§ **Task goal**: Extract every line from the records below that contains the word "arrow".
==========
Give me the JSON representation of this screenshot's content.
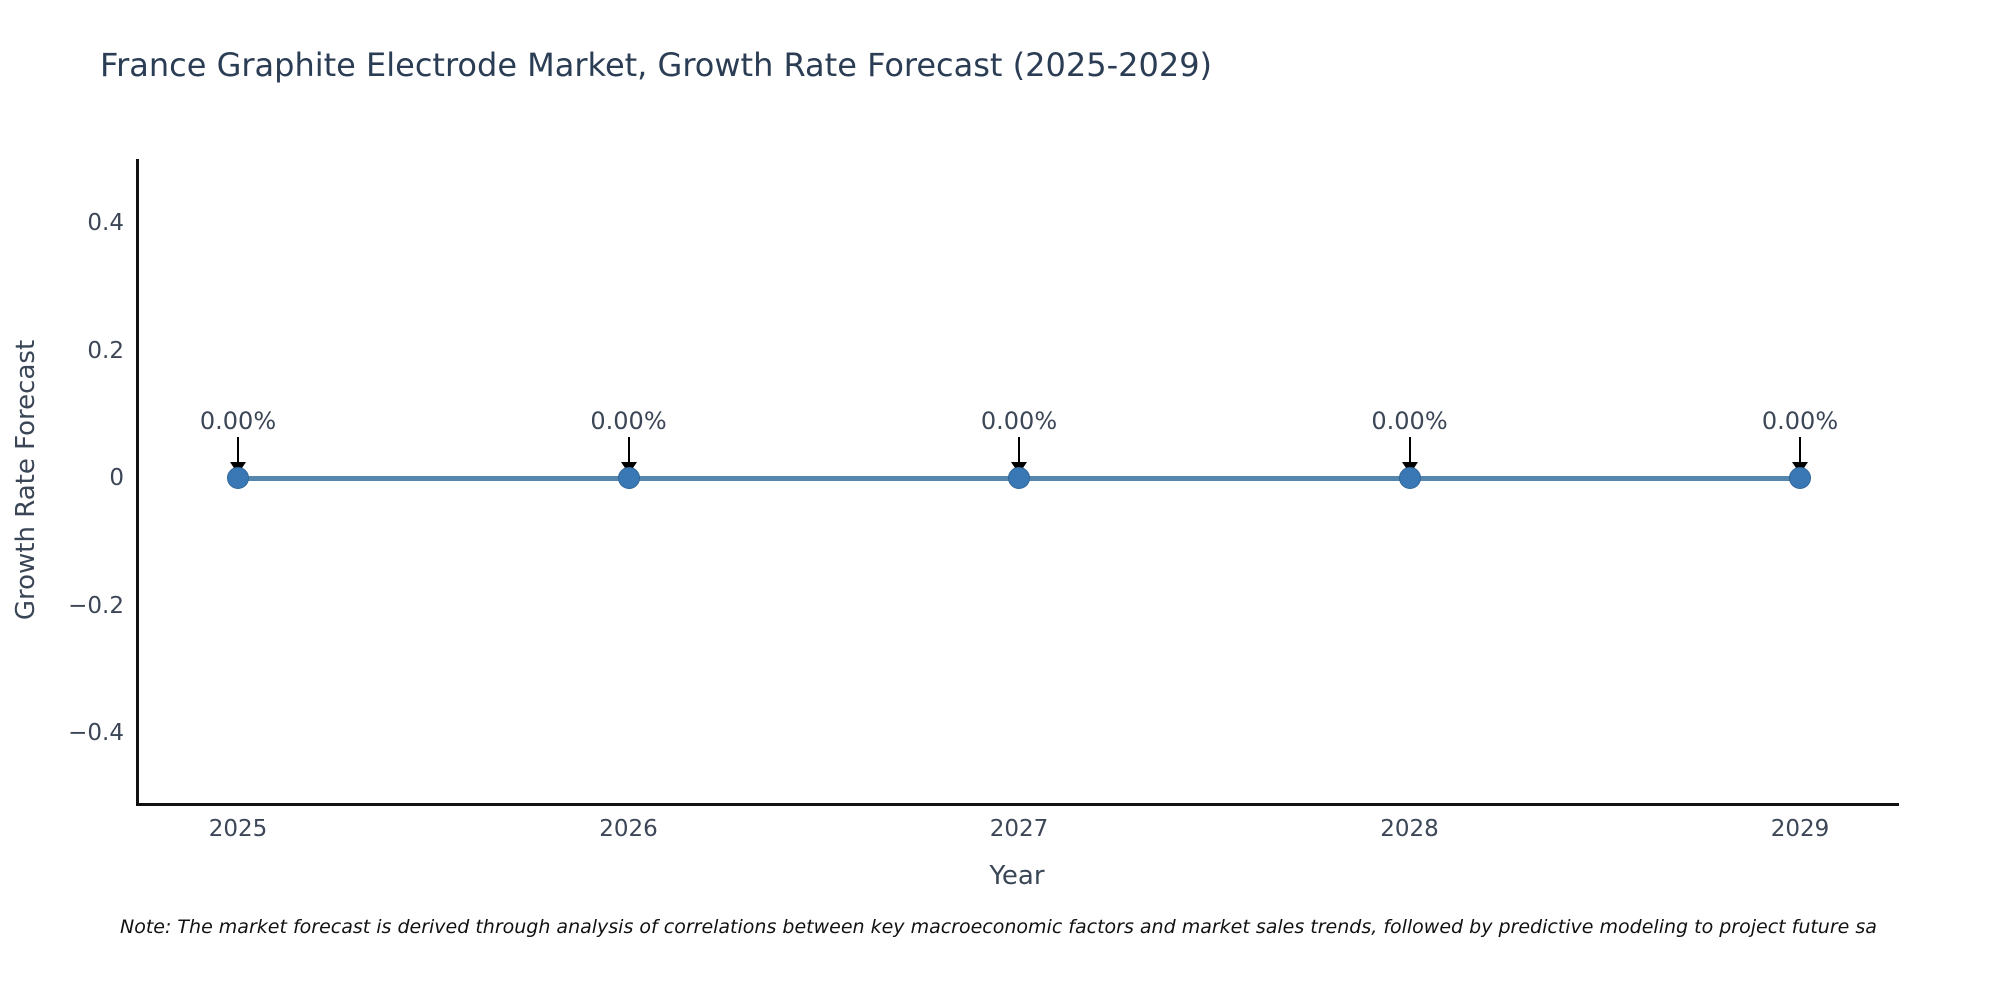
{
  "title": {
    "text": "France Graphite Electrode Market, Growth Rate Forecast (2025-2029)",
    "color": "#2b3d54"
  },
  "note": {
    "text": "Note: The market forecast is derived through analysis of correlations between key macroeconomic factors and market sales trends, followed by predictive modeling to project future sa"
  },
  "chart_data": {
    "type": "line",
    "title": "France Graphite Electrode Market, Growth Rate Forecast (2025-2029)",
    "x": [
      2025,
      2026,
      2027,
      2028,
      2029
    ],
    "xtick_labels": [
      "2025",
      "2026",
      "2027",
      "2028",
      "2029"
    ],
    "series": [
      {
        "name": "Growth Rate Forecast",
        "values": [
          0,
          0,
          0,
          0,
          0
        ]
      }
    ],
    "point_labels": [
      "0.00%",
      "0.00%",
      "0.00%",
      "0.00%",
      "0.00%"
    ],
    "xlabel": "Year",
    "ylabel": "Growth Rate Forecast",
    "ytick_values": [
      0.4,
      0.2,
      0,
      -0.2,
      -0.4
    ],
    "ytick_labels": [
      "0.4",
      "0.2",
      "0",
      "−0.2",
      "−0.4"
    ],
    "ylim": [
      -0.5,
      0.5
    ],
    "grid": false,
    "legend": false,
    "annotation_style": "each point labeled with downward black arrow",
    "colors": {
      "line": "#5486ae",
      "marker": "#3a78b5",
      "marker_edge": "#2f6699",
      "arrow": "#000000",
      "axis": "#111111"
    }
  }
}
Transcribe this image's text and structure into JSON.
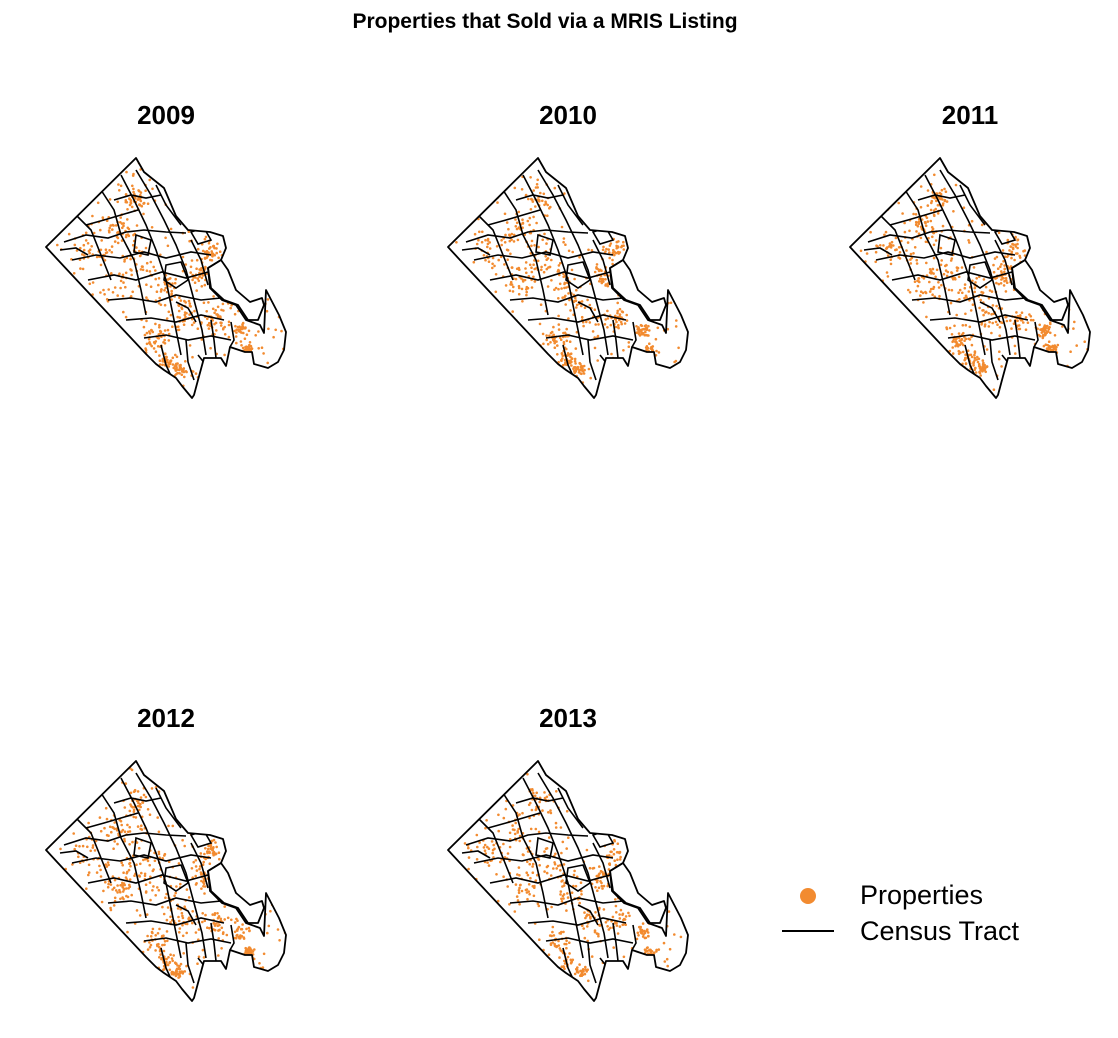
{
  "figure": {
    "title": "Properties that Sold via a MRIS Listing"
  },
  "colors": {
    "properties": "#f28b30",
    "tracts": "#000000"
  },
  "panels": [
    {
      "year": "2009",
      "seed": 11,
      "count": 900
    },
    {
      "year": "2010",
      "seed": 23,
      "count": 820
    },
    {
      "year": "2011",
      "seed": 37,
      "count": 880
    },
    {
      "year": "2012",
      "seed": 41,
      "count": 860
    },
    {
      "year": "2013",
      "seed": 59,
      "count": 700
    }
  ],
  "legend": {
    "items": [
      {
        "label": "Properties",
        "symbol": "point-icon"
      },
      {
        "label": "Census Tract",
        "symbol": "line-icon"
      }
    ]
  }
}
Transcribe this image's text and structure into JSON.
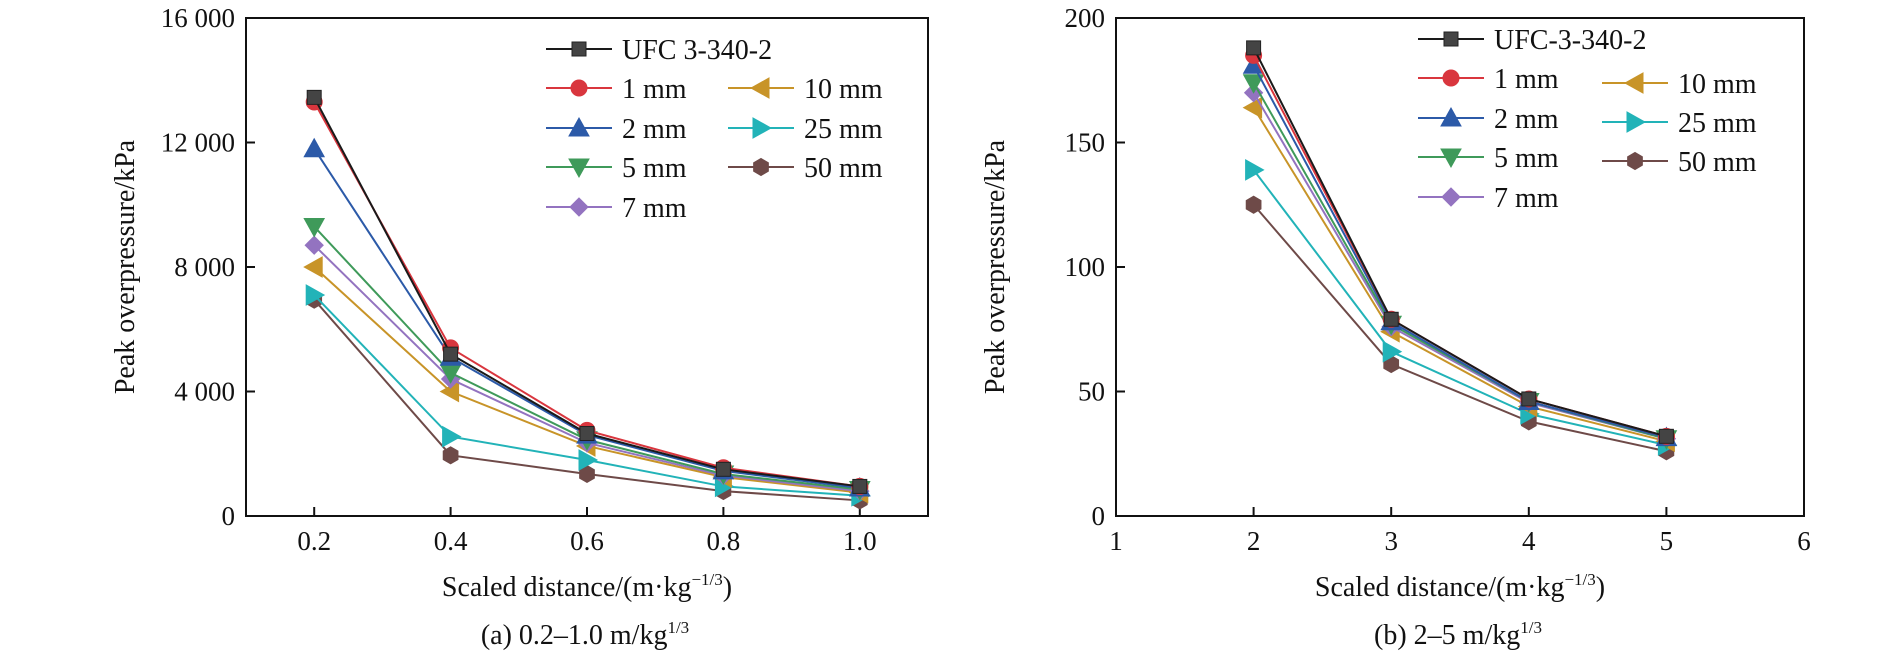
{
  "colors": {
    "UFC": "#1a1a1a",
    "1mm": "#d9363e",
    "2mm": "#2c5aa8",
    "5mm": "#3f9a5a",
    "7mm": "#9373c0",
    "10mm": "#c89428",
    "25mm": "#22b3b8",
    "50mm": "#6e4a48"
  },
  "chart_data": [
    {
      "type": "line",
      "caption": "(a) 0.2–1.0 m/kg",
      "caption_sup": "1/3",
      "xlabel": "Scaled distance/(m·kg",
      "xlabel_sup": "−1/3",
      "xlabel_end": ")",
      "ylabel": "Peak overpressure/kPa",
      "xlim": [
        0.1,
        1.1
      ],
      "ylim": [
        0,
        16000
      ],
      "xticks": [
        0.2,
        0.4,
        0.6,
        0.8,
        1.0
      ],
      "xtick_labels": [
        "0.2",
        "0.4",
        "0.6",
        "0.8",
        "1.0"
      ],
      "yticks": [
        0,
        4000,
        8000,
        12000,
        16000
      ],
      "ytick_labels": [
        "0",
        "4 000",
        "8 000",
        "12 000",
        "16 000"
      ],
      "legend_position": "top-right",
      "x": [
        0.2,
        0.4,
        0.6,
        0.8,
        1.0
      ],
      "series": [
        {
          "name": "UFC 3-340-2",
          "key": "UFC",
          "marker": "square",
          "values": [
            13450,
            5200,
            2650,
            1500,
            950
          ]
        },
        {
          "name": "1 mm",
          "key": "1mm",
          "marker": "circle",
          "values": [
            13300,
            5400,
            2750,
            1550,
            950
          ]
        },
        {
          "name": "2 mm",
          "key": "2mm",
          "marker": "triangle-up",
          "values": [
            11800,
            5100,
            2600,
            1450,
            900
          ]
        },
        {
          "name": "5 mm",
          "key": "5mm",
          "marker": "triangle-down",
          "values": [
            9300,
            4600,
            2450,
            1350,
            850
          ]
        },
        {
          "name": "7 mm",
          "key": "7mm",
          "marker": "diamond",
          "values": [
            8700,
            4400,
            2350,
            1300,
            800
          ]
        },
        {
          "name": "10 mm",
          "key": "10mm",
          "marker": "triangle-left",
          "values": [
            8000,
            4000,
            2250,
            1250,
            750
          ]
        },
        {
          "name": "25 mm",
          "key": "25mm",
          "marker": "triangle-right",
          "values": [
            7100,
            2550,
            1800,
            950,
            650
          ]
        },
        {
          "name": "50 mm",
          "key": "50mm",
          "marker": "hexagon",
          "values": [
            6950,
            1950,
            1350,
            800,
            500
          ]
        }
      ]
    },
    {
      "type": "line",
      "caption": "(b) 2–5 m/kg",
      "caption_sup": "1/3",
      "xlabel": "Scaled distance/(m·kg",
      "xlabel_sup": "−1/3",
      "xlabel_end": ")",
      "ylabel": "Peak overpressure/kPa",
      "xlim": [
        1,
        6
      ],
      "ylim": [
        0,
        200
      ],
      "xticks": [
        1,
        2,
        3,
        4,
        5,
        6
      ],
      "xtick_labels": [
        "1",
        "2",
        "3",
        "4",
        "5",
        "6"
      ],
      "yticks": [
        0,
        50,
        100,
        150,
        200
      ],
      "ytick_labels": [
        "0",
        "50",
        "100",
        "150",
        "200"
      ],
      "legend_position": "top-right",
      "x": [
        2,
        3,
        4,
        5
      ],
      "series": [
        {
          "name": "UFC-3-340-2",
          "key": "UFC",
          "marker": "square",
          "values": [
            188,
            79,
            47,
            32
          ]
        },
        {
          "name": "1 mm",
          "key": "1mm",
          "marker": "circle",
          "values": [
            185,
            79,
            47,
            32
          ]
        },
        {
          "name": "2 mm",
          "key": "2mm",
          "marker": "triangle-up",
          "values": [
            181,
            78,
            46,
            31.5
          ]
        },
        {
          "name": "5 mm",
          "key": "5mm",
          "marker": "triangle-down",
          "values": [
            174,
            77,
            46,
            31
          ]
        },
        {
          "name": "7 mm",
          "key": "7mm",
          "marker": "diamond",
          "values": [
            170,
            76,
            45.5,
            31
          ]
        },
        {
          "name": "10 mm",
          "key": "10mm",
          "marker": "triangle-left",
          "values": [
            164,
            74,
            44,
            30
          ]
        },
        {
          "name": "25 mm",
          "key": "25mm",
          "marker": "triangle-right",
          "values": [
            139,
            66,
            41,
            28.5
          ]
        },
        {
          "name": "50 mm",
          "key": "50mm",
          "marker": "hexagon",
          "values": [
            125,
            61,
            38,
            26
          ]
        }
      ]
    }
  ]
}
==========
§ **Task response**:
    "annotation_style": "each point labeled with downward black arrow",
      "arrow": "#000000",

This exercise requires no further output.